▶ **Task requirements**
Work out how many lines in the listing below include the word "Segmented"; answer with the number alone.

start

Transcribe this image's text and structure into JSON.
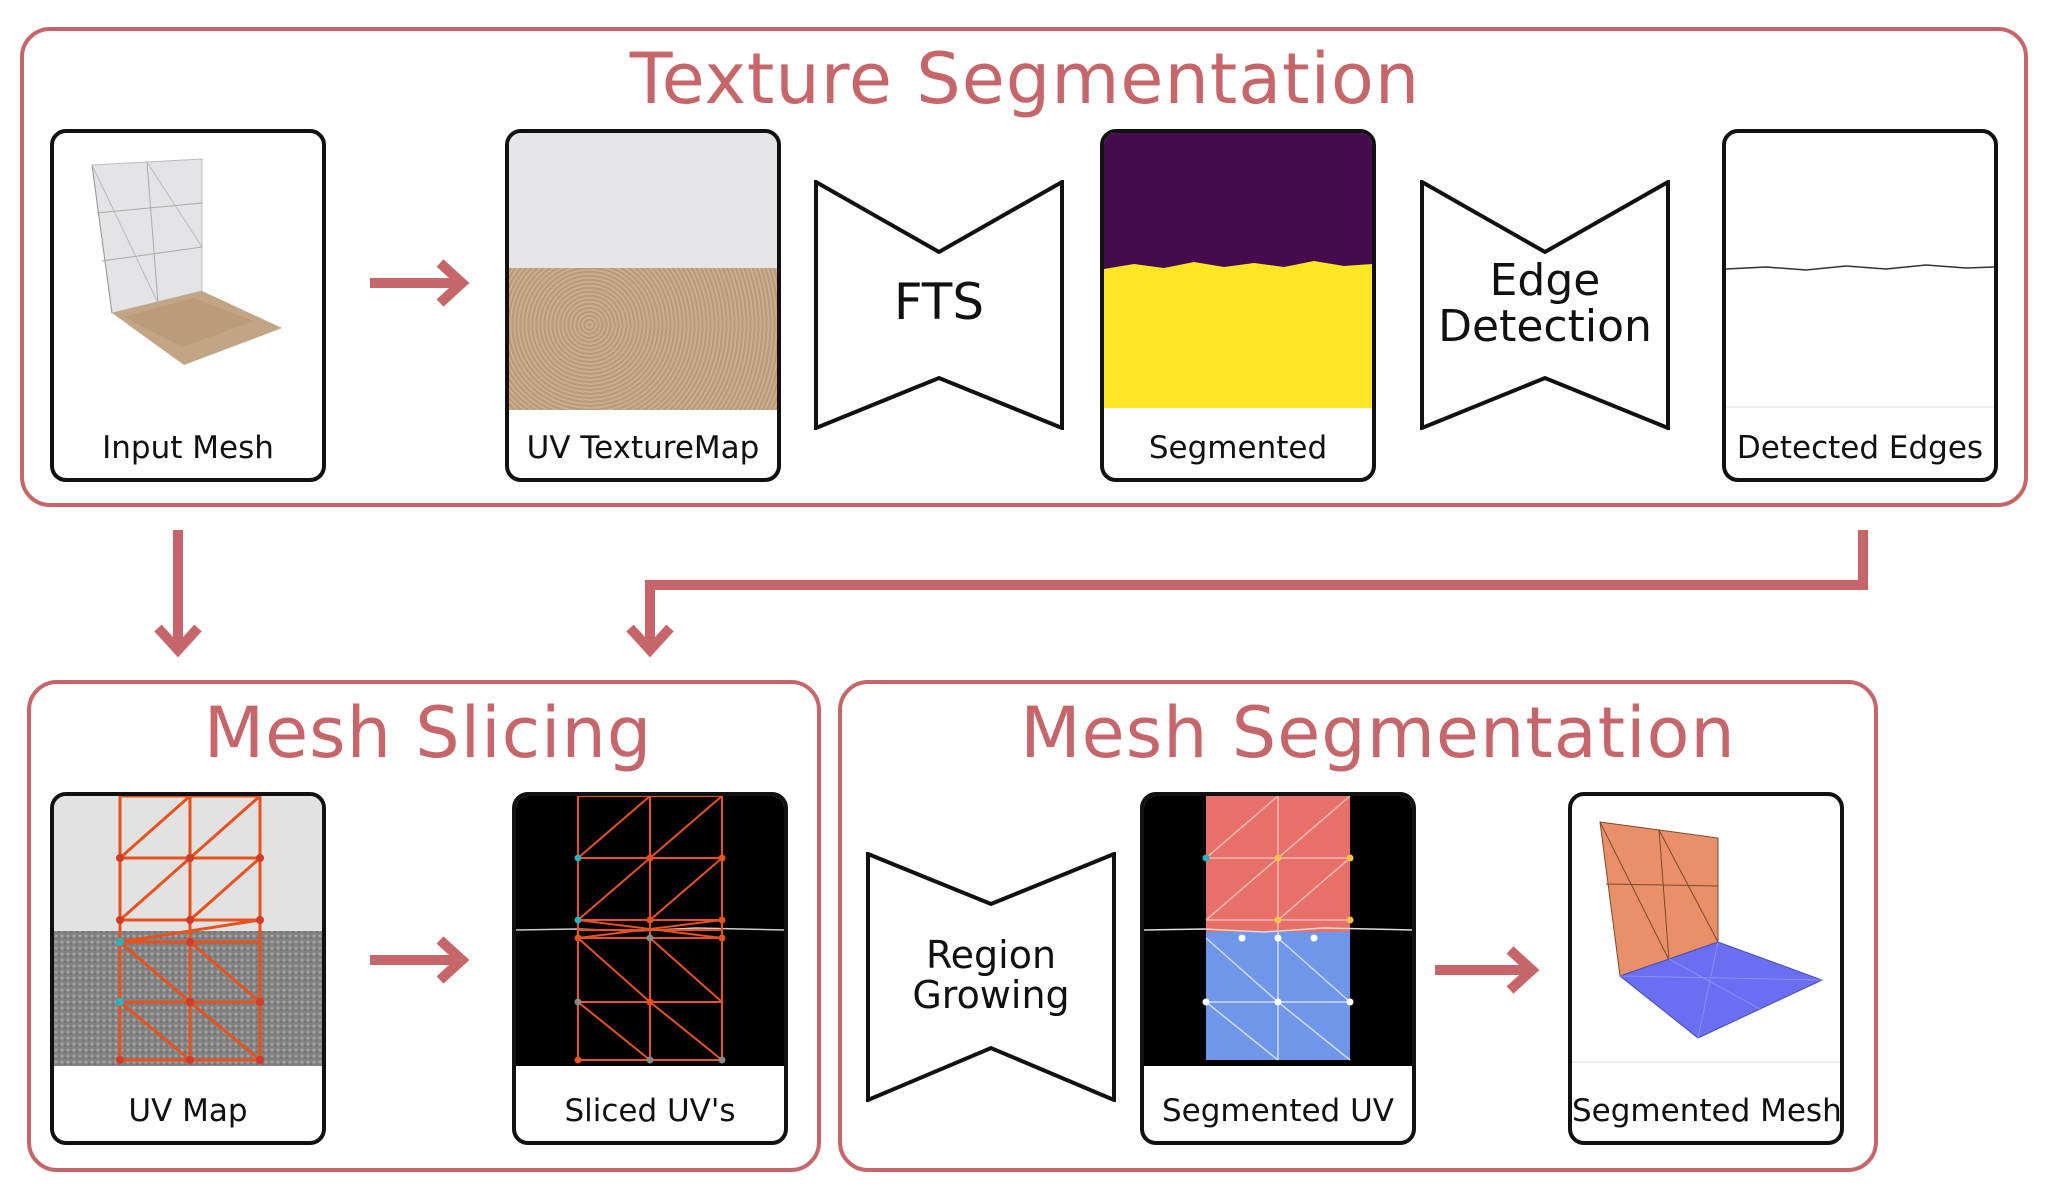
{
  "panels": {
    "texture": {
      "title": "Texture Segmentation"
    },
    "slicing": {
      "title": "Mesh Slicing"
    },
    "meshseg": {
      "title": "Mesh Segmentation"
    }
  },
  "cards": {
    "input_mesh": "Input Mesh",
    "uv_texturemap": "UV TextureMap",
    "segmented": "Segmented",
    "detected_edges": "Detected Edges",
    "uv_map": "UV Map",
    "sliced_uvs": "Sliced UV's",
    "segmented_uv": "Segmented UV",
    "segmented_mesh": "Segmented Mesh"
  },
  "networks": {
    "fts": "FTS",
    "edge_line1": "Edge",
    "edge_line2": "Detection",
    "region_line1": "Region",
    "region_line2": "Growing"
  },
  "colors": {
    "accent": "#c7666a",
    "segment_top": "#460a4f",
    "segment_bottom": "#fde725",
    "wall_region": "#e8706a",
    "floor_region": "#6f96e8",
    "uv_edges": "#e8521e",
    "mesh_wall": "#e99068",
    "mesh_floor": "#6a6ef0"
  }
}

end
start

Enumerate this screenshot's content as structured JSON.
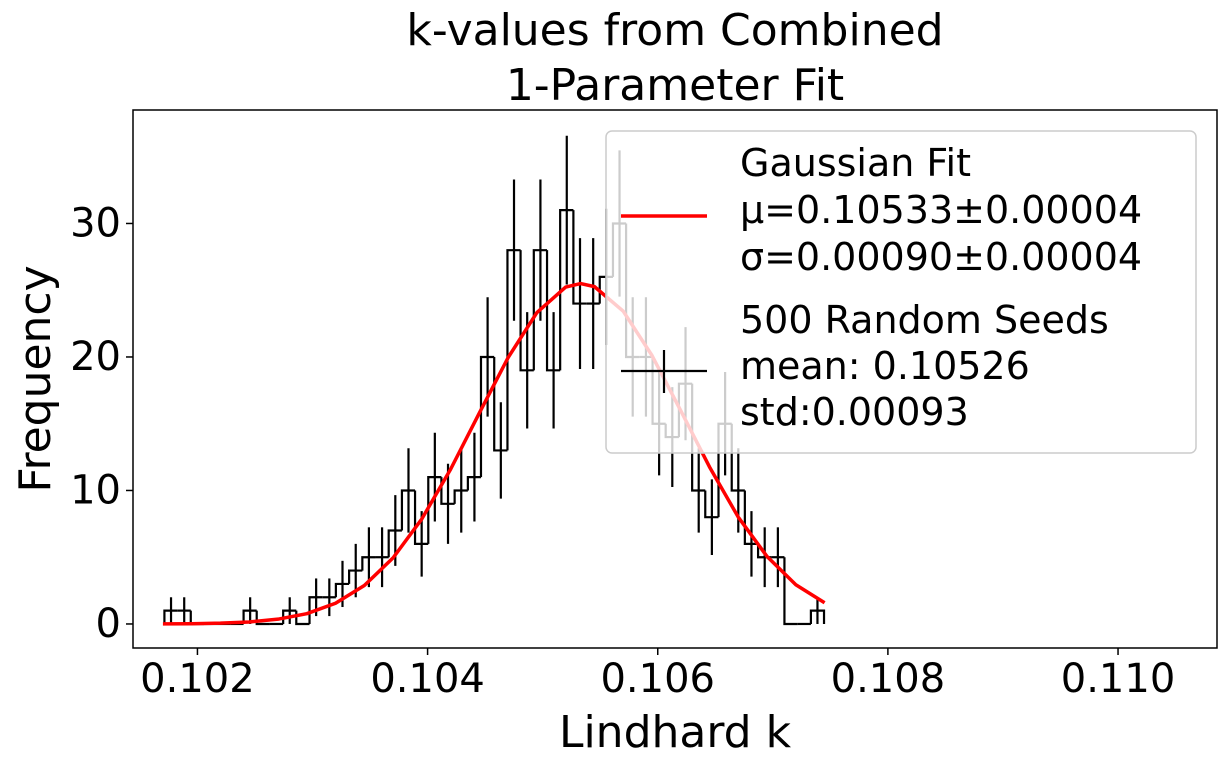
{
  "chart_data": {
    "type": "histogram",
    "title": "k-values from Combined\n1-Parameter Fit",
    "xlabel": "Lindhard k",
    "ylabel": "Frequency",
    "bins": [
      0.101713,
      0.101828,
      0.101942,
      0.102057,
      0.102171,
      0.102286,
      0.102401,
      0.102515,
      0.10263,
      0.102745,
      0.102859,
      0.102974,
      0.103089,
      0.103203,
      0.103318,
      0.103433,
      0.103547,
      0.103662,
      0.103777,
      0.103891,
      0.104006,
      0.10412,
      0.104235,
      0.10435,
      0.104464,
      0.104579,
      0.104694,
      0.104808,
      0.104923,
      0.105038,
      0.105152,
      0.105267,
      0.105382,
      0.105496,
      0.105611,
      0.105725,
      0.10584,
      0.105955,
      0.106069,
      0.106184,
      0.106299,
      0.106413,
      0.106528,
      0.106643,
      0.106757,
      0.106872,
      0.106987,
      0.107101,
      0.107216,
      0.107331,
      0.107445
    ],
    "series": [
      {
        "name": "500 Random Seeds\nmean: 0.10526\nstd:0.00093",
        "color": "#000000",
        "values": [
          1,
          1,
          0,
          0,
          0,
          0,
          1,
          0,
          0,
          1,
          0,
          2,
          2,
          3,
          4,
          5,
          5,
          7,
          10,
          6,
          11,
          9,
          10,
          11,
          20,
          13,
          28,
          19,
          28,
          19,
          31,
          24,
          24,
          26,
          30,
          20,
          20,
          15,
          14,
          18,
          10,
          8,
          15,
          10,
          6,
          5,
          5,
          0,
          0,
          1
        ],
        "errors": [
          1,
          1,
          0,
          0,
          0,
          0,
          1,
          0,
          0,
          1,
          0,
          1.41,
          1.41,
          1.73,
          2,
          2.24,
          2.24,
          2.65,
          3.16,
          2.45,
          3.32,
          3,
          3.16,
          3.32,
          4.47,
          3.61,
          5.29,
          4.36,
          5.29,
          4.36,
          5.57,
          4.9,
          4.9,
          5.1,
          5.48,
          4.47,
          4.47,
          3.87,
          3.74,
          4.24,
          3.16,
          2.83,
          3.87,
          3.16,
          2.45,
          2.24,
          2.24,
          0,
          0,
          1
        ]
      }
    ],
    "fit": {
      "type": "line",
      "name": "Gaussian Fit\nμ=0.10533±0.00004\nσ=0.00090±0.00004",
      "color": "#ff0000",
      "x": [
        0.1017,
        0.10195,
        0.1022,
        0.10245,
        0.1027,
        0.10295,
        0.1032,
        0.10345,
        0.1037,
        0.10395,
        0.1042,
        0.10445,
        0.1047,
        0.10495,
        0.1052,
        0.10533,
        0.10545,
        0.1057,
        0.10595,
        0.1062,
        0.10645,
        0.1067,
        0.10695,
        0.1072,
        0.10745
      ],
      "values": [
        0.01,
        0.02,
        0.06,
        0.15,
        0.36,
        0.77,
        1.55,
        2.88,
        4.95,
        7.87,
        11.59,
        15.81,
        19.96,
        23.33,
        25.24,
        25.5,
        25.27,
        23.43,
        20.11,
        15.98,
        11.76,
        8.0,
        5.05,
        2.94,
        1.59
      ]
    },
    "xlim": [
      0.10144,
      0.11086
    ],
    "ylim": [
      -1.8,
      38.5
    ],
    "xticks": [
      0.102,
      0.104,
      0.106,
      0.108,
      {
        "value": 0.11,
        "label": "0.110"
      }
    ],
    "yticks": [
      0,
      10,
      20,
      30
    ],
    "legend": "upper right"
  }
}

end
start

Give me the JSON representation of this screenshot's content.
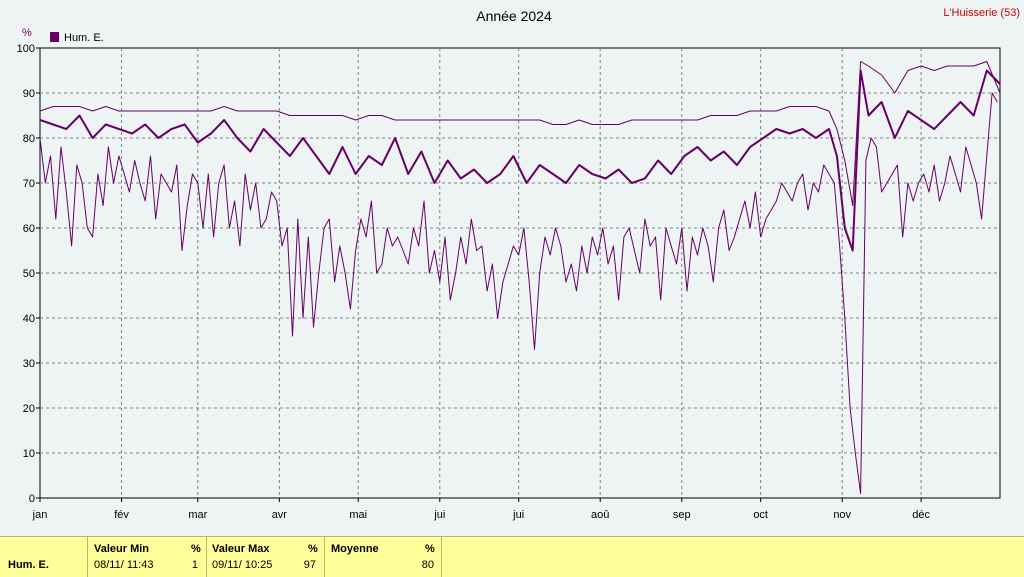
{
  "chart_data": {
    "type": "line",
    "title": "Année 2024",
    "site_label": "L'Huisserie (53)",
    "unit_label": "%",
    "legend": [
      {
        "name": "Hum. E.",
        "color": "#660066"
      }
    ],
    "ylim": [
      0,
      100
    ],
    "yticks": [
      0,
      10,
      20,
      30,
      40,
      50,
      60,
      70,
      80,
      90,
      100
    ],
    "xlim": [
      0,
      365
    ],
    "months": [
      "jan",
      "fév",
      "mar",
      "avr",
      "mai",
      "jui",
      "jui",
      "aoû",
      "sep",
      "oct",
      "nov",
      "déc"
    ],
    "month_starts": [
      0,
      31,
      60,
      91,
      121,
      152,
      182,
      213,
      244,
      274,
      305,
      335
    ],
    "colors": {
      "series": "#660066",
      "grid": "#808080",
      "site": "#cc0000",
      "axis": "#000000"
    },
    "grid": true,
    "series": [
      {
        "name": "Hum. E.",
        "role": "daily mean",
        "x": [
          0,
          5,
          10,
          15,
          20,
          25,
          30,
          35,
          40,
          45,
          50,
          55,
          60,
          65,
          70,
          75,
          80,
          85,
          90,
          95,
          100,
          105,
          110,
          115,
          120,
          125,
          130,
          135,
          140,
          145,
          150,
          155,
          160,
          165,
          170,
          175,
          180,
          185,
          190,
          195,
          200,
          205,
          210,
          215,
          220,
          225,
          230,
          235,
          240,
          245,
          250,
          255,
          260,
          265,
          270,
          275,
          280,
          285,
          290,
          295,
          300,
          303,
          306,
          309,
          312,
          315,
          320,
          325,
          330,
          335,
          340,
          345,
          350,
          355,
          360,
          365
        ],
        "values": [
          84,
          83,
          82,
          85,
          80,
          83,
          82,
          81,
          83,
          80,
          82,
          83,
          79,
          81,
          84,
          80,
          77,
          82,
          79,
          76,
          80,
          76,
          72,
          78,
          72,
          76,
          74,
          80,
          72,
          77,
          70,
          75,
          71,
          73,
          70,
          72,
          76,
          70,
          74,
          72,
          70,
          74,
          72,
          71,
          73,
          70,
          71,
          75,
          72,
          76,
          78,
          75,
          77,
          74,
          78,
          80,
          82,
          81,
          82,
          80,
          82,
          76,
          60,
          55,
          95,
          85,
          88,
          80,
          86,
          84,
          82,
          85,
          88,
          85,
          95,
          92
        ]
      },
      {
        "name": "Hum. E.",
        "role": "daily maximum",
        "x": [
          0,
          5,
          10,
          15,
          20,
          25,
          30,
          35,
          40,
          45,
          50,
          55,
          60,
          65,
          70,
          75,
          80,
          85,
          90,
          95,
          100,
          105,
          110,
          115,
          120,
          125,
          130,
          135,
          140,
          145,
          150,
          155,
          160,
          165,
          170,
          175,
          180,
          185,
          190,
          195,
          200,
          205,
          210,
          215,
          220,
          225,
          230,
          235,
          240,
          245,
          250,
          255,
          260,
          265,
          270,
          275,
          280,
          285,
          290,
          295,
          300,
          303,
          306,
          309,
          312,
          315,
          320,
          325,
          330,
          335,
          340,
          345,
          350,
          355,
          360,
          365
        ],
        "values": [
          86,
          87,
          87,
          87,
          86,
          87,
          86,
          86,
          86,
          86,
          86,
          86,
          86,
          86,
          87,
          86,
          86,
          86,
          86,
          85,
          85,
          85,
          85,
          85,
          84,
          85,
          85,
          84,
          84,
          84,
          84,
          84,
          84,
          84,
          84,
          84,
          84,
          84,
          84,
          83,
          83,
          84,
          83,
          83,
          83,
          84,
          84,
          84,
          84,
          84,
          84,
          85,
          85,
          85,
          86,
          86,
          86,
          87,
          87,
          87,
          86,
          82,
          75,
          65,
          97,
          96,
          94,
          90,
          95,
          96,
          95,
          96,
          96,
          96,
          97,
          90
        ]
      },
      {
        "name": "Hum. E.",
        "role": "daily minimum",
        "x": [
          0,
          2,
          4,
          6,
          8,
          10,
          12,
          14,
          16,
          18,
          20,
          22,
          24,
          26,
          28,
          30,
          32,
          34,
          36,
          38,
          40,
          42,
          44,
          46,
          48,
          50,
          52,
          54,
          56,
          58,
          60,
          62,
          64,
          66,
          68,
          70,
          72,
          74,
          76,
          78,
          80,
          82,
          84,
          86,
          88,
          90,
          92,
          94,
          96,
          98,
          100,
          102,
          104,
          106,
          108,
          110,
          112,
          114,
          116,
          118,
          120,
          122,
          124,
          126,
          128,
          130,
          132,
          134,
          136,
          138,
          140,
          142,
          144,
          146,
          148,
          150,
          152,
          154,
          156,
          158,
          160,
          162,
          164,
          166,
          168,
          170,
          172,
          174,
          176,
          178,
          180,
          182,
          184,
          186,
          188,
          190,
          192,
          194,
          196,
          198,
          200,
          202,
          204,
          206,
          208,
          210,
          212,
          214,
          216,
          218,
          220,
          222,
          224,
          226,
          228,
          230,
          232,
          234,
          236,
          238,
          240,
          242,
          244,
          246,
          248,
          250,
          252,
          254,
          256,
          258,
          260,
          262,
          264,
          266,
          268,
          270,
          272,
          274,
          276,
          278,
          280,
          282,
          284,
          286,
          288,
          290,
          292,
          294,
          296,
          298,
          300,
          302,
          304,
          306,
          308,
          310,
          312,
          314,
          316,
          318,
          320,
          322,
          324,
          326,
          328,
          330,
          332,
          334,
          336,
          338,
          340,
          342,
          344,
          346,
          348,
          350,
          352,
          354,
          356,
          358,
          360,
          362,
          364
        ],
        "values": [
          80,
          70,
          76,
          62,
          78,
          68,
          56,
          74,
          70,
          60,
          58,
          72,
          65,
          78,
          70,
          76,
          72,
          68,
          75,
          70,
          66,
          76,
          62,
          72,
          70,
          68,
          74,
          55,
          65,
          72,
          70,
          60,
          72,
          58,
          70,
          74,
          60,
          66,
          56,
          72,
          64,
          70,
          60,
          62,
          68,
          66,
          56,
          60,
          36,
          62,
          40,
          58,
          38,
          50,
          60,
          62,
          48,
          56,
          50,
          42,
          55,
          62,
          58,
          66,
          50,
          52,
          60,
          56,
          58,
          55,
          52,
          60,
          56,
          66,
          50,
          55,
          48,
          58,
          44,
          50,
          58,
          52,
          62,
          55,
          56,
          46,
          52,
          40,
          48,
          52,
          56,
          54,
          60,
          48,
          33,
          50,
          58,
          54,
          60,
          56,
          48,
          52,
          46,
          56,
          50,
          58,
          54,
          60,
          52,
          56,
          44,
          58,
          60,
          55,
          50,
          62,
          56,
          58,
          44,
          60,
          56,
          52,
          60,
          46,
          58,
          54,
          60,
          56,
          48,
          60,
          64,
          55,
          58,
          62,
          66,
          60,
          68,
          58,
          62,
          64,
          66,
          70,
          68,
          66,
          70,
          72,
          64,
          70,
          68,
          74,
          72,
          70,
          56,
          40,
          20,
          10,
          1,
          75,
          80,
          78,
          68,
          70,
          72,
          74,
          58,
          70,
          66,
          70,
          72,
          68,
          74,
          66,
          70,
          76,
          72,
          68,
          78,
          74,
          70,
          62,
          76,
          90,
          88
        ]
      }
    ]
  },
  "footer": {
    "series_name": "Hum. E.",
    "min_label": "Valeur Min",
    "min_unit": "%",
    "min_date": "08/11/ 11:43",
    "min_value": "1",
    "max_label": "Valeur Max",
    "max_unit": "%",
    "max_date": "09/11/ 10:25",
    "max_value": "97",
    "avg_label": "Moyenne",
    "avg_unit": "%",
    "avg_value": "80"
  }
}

end

▶ **Solution to this exercise**
3